In the listing below, find every line containing "escroc" and copy it out.

— Start Available records —

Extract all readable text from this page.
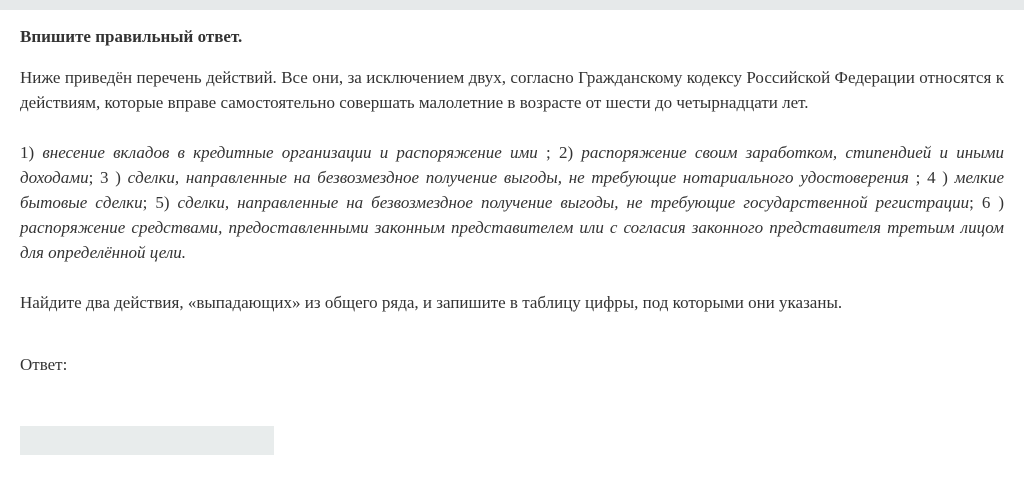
Впишите правильный ответ.

Ниже приведён перечень действий. Все они, за исключением двух, согласно Гражданскому кодексу Российской Федерации относятся к действиям, которые вправе самостоятельно совершать малолетние в возрасте от шести до четырнадцати лет.

1) внесение вкладов в кредитные организации и распоряжение ими ; 2) распоряжение своим заработком, стипендией и иными доходами; 3 ) сделки, направленные на безвозмездное получение выгоды, не требующие нотариального удостоверения ; 4 ) мелкие бытовые сделки; 5) сделки, направленные на безвозмездное получение выгоды, не требующие государственной регистрации; 6 ) распоряжение средствами, предоставленными законным представителем или с согласия законного представителя третьим лицом для определённой цели.

Найдите два действия, «выпадающих» из общего ряда, и запишите в таблицу цифры, под которыми они указаны.

Ответ:
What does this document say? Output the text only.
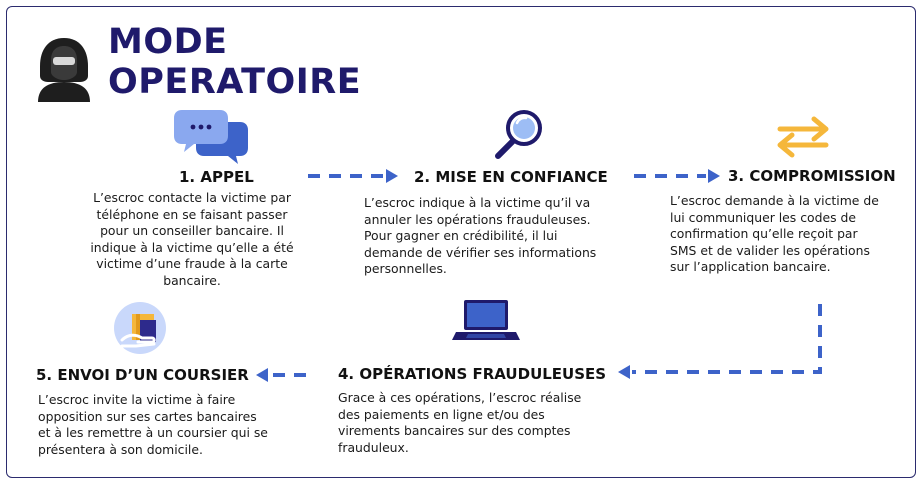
MODE
OPERATOIRE
1. APPEL
L’escroc contacte la victime par
téléphone en se faisant passer
pour un conseiller bancaire. Il
indique à la victime qu’elle a été
victime d’une fraude à la carte
bancaire.
2. MISE EN CONFIANCE
L’escroc indique à la victime qu’il va
annuler les opérations frauduleuses.
Pour gagner en crédibilité, il lui
demande de vérifier ses informations
personnelles.
3. COMPROMISSION
L’escroc demande à la victime de
lui communiquer les codes de
confirmation qu’elle reçoit par
SMS et de valider les opérations
sur l’application bancaire.
4. OPÉRATIONS FRAUDULEUSES
Grace à ces opérations, l’escroc réalise
des paiements en ligne et/ou des
virements bancaires sur des comptes
frauduleux.
5. ENVOI D’UN COURSIER
L’escroc invite la victime à faire
opposition sur ses cartes bancaires
et à les remettre à un coursier qui se
présentera à son domicile.
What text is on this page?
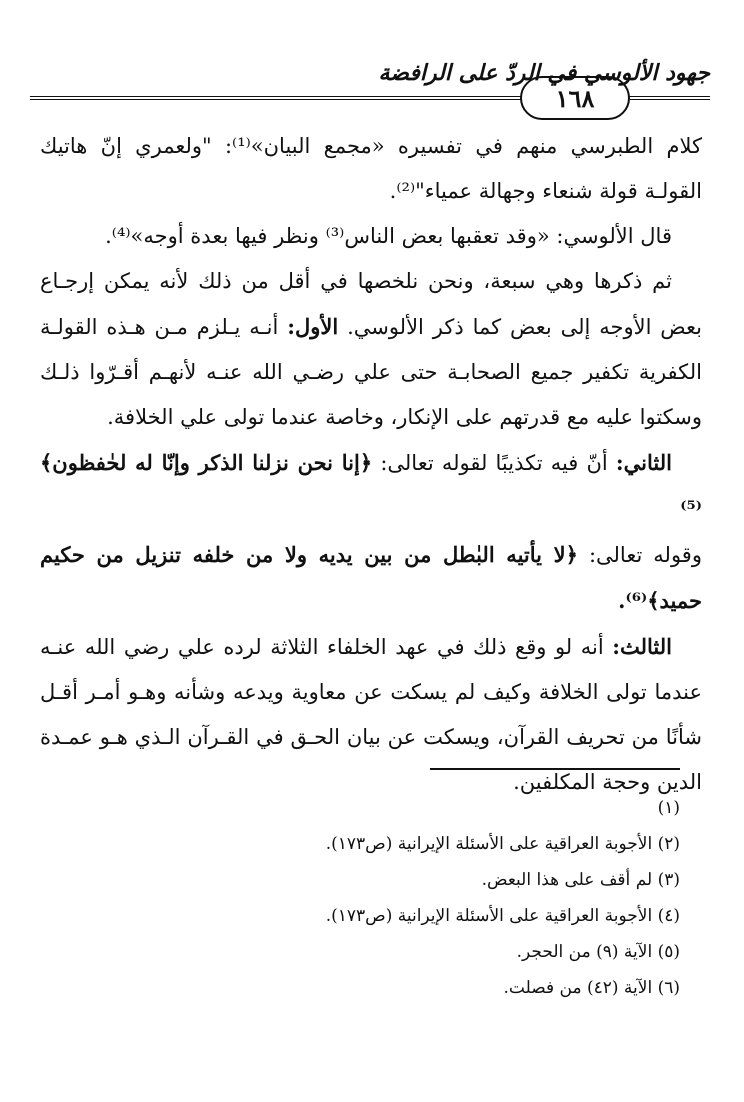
١٦٨
جهود الألوسي في الردّ على الرافضة

كلام الطبرسي منهم في تفسيره «مجمع البيان»⁽¹⁾: "ولعمري إنّ هاتيك القولـة قولة شنعاء وجهالة عمياء"⁽²⁾.

قال الألوسي: «وقد تعقبها بعض الناس⁽³⁾ ونظر فيها بعدة أوجه»⁽⁴⁾.

ثم ذكرها وهي سبعة، ونحن نلخصها في أقل من ذلك لأنه يمكن إرجـاع بعض الأوجه إلى بعض كما ذكر الألوسي. الأول: أنـه يـلزم مـن هـذه القولـة الكفرية تكفير جميع الصحابـة حتى علي رضـي الله عنـه لأنهـم أقـرّوا ذلـك وسكتوا عليه مع قدرتهم على الإنكار، وخاصة عندما تولى علي الخلافة.

الثاني: أنّ فيه تكذيبًا لقوله تعالى: ﴿إنا نحن نزلنا الذكر وإنّا له لحٰفظون﴾⁽⁵⁾

وقوله تعالى: ﴿لا يأتيه البٰطل من بين يديه ولا من خلفه تنزيل من حكيم حميد﴾⁽⁶⁾.

الثالث: أنه لو وقع ذلك في عهد الخلفاء الثلاثة لرده علي رضي الله عنـه عندما تولى الخلافة وكيف لم يسكت عن معاوية ويدعه وشأنه وهـو أمـر أقـل شأنًا من تحريف القرآن، ويسكت عن بيان الحـق في القـرآن الـذي هـو عمـدة الدين وحجة المكلفين.

(١)
(٢) الأجوبة العراقية على الأسئلة الإيرانية (ص١٧٣).
(٣) لم أقف على هذا البعض.
(٤) الأجوبة العراقية على الأسئلة الإيرانية (ص١٧٣).
(٥) الآية (٩) من الحجر.
(٦) الآية (٤٢) من فصلت.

— End Available records —

**In response:**
L’escroc contacte la victime par
L’escroc indique à la victime qu’il va
L’escroc demande à la victime de
Grace à ces opérations, l’escroc réalise
L’escroc invite la victime à faire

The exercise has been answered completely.